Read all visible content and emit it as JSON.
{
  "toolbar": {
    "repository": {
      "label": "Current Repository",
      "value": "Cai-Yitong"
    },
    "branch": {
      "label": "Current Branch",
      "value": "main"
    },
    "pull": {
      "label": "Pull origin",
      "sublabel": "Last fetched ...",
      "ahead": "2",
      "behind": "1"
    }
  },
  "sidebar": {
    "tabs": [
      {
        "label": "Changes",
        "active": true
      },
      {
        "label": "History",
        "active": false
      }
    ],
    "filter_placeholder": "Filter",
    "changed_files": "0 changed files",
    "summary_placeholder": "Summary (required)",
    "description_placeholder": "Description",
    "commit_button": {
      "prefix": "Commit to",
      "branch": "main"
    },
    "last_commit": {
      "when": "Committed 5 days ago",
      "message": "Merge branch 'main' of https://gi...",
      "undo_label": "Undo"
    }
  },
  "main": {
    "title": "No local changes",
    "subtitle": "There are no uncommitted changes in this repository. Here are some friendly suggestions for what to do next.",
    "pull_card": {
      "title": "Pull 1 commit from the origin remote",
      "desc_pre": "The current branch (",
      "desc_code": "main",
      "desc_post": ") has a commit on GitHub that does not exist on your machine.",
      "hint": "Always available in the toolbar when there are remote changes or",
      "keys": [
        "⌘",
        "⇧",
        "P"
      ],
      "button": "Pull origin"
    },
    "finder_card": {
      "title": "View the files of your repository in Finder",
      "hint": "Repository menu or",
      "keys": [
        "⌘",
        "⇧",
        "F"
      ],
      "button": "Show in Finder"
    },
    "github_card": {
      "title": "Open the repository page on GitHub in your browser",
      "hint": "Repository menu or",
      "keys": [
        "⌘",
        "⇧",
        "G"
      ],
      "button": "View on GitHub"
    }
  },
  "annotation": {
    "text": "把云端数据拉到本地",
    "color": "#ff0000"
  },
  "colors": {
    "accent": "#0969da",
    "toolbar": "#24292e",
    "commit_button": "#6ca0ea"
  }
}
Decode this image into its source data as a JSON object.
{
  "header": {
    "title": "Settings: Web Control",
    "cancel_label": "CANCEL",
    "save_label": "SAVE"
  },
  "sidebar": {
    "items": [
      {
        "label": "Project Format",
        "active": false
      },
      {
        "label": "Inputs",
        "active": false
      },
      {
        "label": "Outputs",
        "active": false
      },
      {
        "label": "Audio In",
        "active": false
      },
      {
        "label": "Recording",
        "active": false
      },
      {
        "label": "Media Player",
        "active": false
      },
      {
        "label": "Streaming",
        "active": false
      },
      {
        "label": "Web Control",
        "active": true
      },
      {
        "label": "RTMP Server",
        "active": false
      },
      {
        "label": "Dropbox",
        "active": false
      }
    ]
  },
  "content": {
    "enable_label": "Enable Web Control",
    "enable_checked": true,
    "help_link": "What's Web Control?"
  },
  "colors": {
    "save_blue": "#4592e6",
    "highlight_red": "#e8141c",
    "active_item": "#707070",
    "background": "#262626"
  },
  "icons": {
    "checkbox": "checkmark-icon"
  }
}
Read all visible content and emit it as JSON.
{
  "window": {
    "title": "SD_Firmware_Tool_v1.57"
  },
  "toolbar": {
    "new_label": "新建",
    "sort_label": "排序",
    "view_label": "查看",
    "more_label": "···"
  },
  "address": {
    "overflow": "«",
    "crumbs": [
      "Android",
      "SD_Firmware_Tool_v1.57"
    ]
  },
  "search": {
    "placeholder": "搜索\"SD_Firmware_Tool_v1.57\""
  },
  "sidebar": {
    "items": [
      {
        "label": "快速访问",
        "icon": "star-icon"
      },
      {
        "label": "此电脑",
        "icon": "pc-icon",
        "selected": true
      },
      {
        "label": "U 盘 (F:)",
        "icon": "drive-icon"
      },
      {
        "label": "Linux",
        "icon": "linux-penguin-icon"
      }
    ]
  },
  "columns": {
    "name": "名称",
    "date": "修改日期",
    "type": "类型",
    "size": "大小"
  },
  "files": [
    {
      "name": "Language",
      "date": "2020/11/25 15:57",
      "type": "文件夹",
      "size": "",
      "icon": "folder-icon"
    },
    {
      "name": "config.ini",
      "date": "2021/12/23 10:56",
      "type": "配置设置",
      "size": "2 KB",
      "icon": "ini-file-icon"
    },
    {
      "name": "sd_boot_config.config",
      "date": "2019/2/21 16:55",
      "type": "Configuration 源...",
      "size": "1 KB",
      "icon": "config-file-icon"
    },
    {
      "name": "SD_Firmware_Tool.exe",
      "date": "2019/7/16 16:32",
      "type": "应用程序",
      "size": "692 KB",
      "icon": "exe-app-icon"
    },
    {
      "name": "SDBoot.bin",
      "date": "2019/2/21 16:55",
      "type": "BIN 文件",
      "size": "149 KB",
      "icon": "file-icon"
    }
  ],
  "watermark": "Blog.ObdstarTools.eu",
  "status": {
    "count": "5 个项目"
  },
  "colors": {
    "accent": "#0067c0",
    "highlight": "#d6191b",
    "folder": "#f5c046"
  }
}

== == ==

• [WRITTEN INSTRUCTION]: Return every entry exactly as given.

• [SOLUTION FOR THIS TASK]:
Read all visible content and emit it as JSON.
{
  "toolbar": {
    "repository": {
      "label": "Current Repository",
      "value": "Cai-Yitong"
    },
    "branch": {
      "label": "Current Branch",
      "value": "main"
    },
    "pull": {
      "label": "Pull origin",
      "sublabel": "Last fetched ...",
      "ahead": "2",
      "behind": "1"
    }
  },
  "sidebar": {
    "tabs": [
      {
        "label": "Changes",
        "active": true
      },
      {
        "label": "History",
        "active": false
      }
    ],
    "filter_placeholder": "Filter",
    "changed_files": "0 changed files",
    "summary_placeholder": "Summary (required)",
    "description_placeholder": "Description",
    "commit_button": {
      "prefix": "Commit to",
      "branch": "main"
    },
    "last_commit": {
      "when": "Committed 5 days ago",
      "message": "Merge branch 'main' of https://gi...",
      "undo_label": "Undo"
    }
  },
  "main": {
    "title": "No local changes",
    "subtitle": "There are no uncommitted changes in this repository. Here are some friendly suggestions for what to do next.",
    "pull_card": {
      "title": "Pull 1 commit from the origin remote",
      "desc_pre": "The current branch (",
      "desc_code": "main",
      "desc_post": ") has a commit on GitHub that does not exist on your machine.",
      "hint": "Always available in the toolbar when there are remote changes or",
      "keys": [
        "⌘",
        "⇧",
        "P"
      ],
      "button": "Pull origin"
    },
    "finder_card": {
      "title": "View the files of your repository in Finder",
      "hint": "Repository menu or",
      "keys": [
        "⌘",
        "⇧",
        "F"
      ],
      "button": "Show in Finder"
    },
    "github_card": {
      "title": "Open the repository page on GitHub in your browser",
      "hint": "Repository menu or",
      "keys": [
        "⌘",
        "⇧",
        "G"
      ],
      "button": "View on GitHub"
    }
  },
  "annotation": {
    "text": "把云端数据拉到本地",
    "color": "#ff0000"
  },
  "colors": {
    "accent": "#0969da",
    "toolbar": "#24292e",
    "commit_button": "#6ca0ea"
  }
}
Decode this image into its source data as a JSON object.
{
  "header": {
    "title": "Settings: Web Control",
    "cancel_label": "CANCEL",
    "save_label": "SAVE"
  },
  "sidebar": {
    "items": [
      {
        "label": "Project Format",
        "active": false
      },
      {
        "label": "Inputs",
        "active": false
      },
      {
        "label": "Outputs",
        "active": false
      },
      {
        "label": "Audio In",
        "active": false
      },
      {
        "label": "Recording",
        "active": false
      },
      {
        "label": "Media Player",
        "active": false
      },
      {
        "label": "Streaming",
        "active": false
      },
      {
        "label": "Web Control",
        "active": true
      },
      {
        "label": "RTMP Server",
        "active": false
      },
      {
        "label": "Dropbox",
        "active": false
      }
    ]
  },
  "content": {
    "enable_label": "Enable Web Control",
    "enable_checked": true,
    "help_link": "What's Web Control?"
  },
  "colors": {
    "save_blue": "#4592e6",
    "highlight_red": "#e8141c",
    "active_item": "#707070",
    "background": "#262626"
  },
  "icons": {
    "checkbox": "checkmark-icon"
  }
}
Read all visible content and emit it as JSON.
{
  "window": {
    "title": "SD_Firmware_Tool_v1.57"
  },
  "toolbar": {
    "new_label": "新建",
    "sort_label": "排序",
    "view_label": "查看",
    "more_label": "···"
  },
  "address": {
    "overflow": "«",
    "crumbs": [
      "Android",
      "SD_Firmware_Tool_v1.57"
    ]
  },
  "search": {
    "placeholder": "搜索\"SD_Firmware_Tool_v1.57\""
  },
  "sidebar": {
    "items": [
      {
        "label": "快速访问",
        "icon": "star-icon"
      },
      {
        "label": "此电脑",
        "icon": "pc-icon",
        "selected": true
      },
      {
        "label": "U 盘 (F:)",
        "icon": "drive-icon"
      },
      {
        "label": "Linux",
        "icon": "linux-penguin-icon"
      }
    ]
  },
  "columns": {
    "name": "名称",
    "date": "修改日期",
    "type": "类型",
    "size": "大小"
  },
  "files": [
    {
      "name": "Language",
      "date": "2020/11/25 15:57",
      "type": "文件夹",
      "size": "",
      "icon": "folder-icon"
    },
    {
      "name": "config.ini",
      "date": "2021/12/23 10:56",
      "type": "配置设置",
      "size": "2 KB",
      "icon": "ini-file-icon"
    },
    {
      "name": "sd_boot_config.config",
      "date": "2019/2/21 16:55",
      "type": "Configuration 源...",
      "size": "1 KB",
      "icon": "config-file-icon"
    },
    {
      "name": "SD_Firmware_Tool.exe",
      "date": "2019/7/16 16:32",
      "type": "应用程序",
      "size": "692 KB",
      "icon": "exe-app-icon"
    },
    {
      "name": "SDBoot.bin",
      "date": "2019/2/21 16:55",
      "type": "BIN 文件",
      "size": "149 KB",
      "icon": "file-icon"
    }
  ],
  "watermark": "Blog.ObdstarTools.eu",
  "status": {
    "count": "5 个项目"
  },
  "colors": {
    "accent": "#0067c0",
    "highlight": "#d6191b",
    "folder": "#f5c046"
  }
}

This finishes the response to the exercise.